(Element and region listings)
※ ※ ※
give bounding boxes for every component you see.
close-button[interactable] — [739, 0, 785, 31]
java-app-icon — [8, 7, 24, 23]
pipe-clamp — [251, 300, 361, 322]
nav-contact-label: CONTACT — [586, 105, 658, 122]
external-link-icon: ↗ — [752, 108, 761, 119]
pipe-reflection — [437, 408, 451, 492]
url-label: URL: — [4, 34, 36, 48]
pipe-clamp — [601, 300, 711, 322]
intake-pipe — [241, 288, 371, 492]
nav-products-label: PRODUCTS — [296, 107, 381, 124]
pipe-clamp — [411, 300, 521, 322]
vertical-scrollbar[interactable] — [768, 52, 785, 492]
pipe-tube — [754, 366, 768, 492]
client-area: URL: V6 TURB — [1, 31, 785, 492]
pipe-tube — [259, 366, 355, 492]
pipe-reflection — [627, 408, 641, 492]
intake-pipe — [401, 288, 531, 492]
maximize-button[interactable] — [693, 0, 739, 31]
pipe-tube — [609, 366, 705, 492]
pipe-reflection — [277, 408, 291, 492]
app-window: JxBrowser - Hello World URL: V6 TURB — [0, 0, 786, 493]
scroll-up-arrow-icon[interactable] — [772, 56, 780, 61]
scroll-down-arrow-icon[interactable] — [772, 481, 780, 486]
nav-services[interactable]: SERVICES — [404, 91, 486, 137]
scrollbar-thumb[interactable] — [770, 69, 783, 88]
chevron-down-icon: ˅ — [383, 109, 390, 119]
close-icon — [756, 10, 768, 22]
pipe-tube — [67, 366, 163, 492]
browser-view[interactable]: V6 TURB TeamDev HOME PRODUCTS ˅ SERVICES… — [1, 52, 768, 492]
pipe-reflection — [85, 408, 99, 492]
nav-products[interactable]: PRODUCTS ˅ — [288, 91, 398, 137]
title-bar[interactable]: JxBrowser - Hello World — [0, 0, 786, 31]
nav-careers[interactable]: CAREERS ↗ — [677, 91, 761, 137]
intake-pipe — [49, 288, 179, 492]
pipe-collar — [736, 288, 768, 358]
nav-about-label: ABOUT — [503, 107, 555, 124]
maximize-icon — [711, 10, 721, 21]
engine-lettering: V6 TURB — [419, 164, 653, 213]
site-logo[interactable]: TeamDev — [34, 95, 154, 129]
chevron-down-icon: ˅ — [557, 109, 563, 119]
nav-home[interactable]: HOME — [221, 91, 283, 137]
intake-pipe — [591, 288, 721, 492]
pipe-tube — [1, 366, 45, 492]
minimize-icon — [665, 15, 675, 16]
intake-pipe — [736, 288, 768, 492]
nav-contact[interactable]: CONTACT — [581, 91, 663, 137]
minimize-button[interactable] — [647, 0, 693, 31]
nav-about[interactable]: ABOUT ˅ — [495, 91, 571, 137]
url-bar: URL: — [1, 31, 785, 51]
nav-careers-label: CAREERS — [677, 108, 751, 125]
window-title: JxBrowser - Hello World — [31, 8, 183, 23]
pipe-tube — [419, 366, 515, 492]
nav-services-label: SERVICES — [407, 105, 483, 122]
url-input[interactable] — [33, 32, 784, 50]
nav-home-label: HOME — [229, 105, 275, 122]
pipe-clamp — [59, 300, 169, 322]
※ ※ ※
Short exercise -
Please copy out every line of the records above unchanged.

Solution below -
give bounding boxes for every component you see.
close-button[interactable] — [739, 0, 785, 31]
java-app-icon — [8, 7, 24, 23]
pipe-clamp — [251, 300, 361, 322]
nav-contact-label: CONTACT — [586, 105, 658, 122]
external-link-icon: ↗ — [752, 108, 761, 119]
pipe-reflection — [437, 408, 451, 492]
url-label: URL: — [4, 34, 36, 48]
pipe-clamp — [601, 300, 711, 322]
intake-pipe — [241, 288, 371, 492]
nav-products-label: PRODUCTS — [296, 107, 381, 124]
pipe-clamp — [411, 300, 521, 322]
vertical-scrollbar[interactable] — [768, 52, 785, 492]
pipe-tube — [754, 366, 768, 492]
client-area: URL: V6 TURB — [1, 31, 785, 492]
pipe-tube — [259, 366, 355, 492]
pipe-reflection — [627, 408, 641, 492]
intake-pipe — [401, 288, 531, 492]
maximize-button[interactable] — [693, 0, 739, 31]
pipe-tube — [609, 366, 705, 492]
pipe-reflection — [277, 408, 291, 492]
app-window: JxBrowser - Hello World URL: V6 TURB — [0, 0, 786, 493]
scroll-up-arrow-icon[interactable] — [772, 56, 780, 61]
scroll-down-arrow-icon[interactable] — [772, 481, 780, 486]
nav-services[interactable]: SERVICES — [404, 91, 486, 137]
scrollbar-thumb[interactable] — [770, 69, 783, 88]
chevron-down-icon: ˅ — [383, 109, 390, 119]
close-icon — [756, 10, 768, 22]
pipe-tube — [67, 366, 163, 492]
browser-view[interactable]: V6 TURB TeamDev HOME PRODUCTS ˅ SERVICES… — [1, 52, 768, 492]
pipe-reflection — [85, 408, 99, 492]
nav-products[interactable]: PRODUCTS ˅ — [288, 91, 398, 137]
title-bar[interactable]: JxBrowser - Hello World — [0, 0, 786, 31]
nav-careers[interactable]: CAREERS ↗ — [677, 91, 761, 137]
intake-pipe — [49, 288, 179, 492]
pipe-collar — [736, 288, 768, 358]
nav-about-label: ABOUT — [503, 107, 555, 124]
maximize-icon — [711, 10, 721, 21]
engine-lettering: V6 TURB — [419, 164, 653, 213]
site-logo[interactable]: TeamDev — [34, 95, 154, 129]
chevron-down-icon: ˅ — [557, 109, 563, 119]
nav-home[interactable]: HOME — [221, 91, 283, 137]
intake-pipe — [591, 288, 721, 492]
pipe-tube — [1, 366, 45, 492]
minimize-icon — [665, 15, 675, 16]
intake-pipe — [736, 288, 768, 492]
nav-contact[interactable]: CONTACT — [581, 91, 663, 137]
minimize-button[interactable] — [647, 0, 693, 31]
nav-about[interactable]: ABOUT ˅ — [495, 91, 571, 137]
url-bar: URL: — [1, 31, 785, 51]
nav-careers-label: CAREERS — [677, 108, 751, 125]
window-title: JxBrowser - Hello World — [31, 8, 183, 23]
pipe-tube — [419, 366, 515, 492]
nav-services-label: SERVICES — [407, 105, 483, 122]
url-input[interactable] — [33, 32, 784, 50]
nav-home-label: HOME — [229, 105, 275, 122]
pipe-clamp — [59, 300, 169, 322]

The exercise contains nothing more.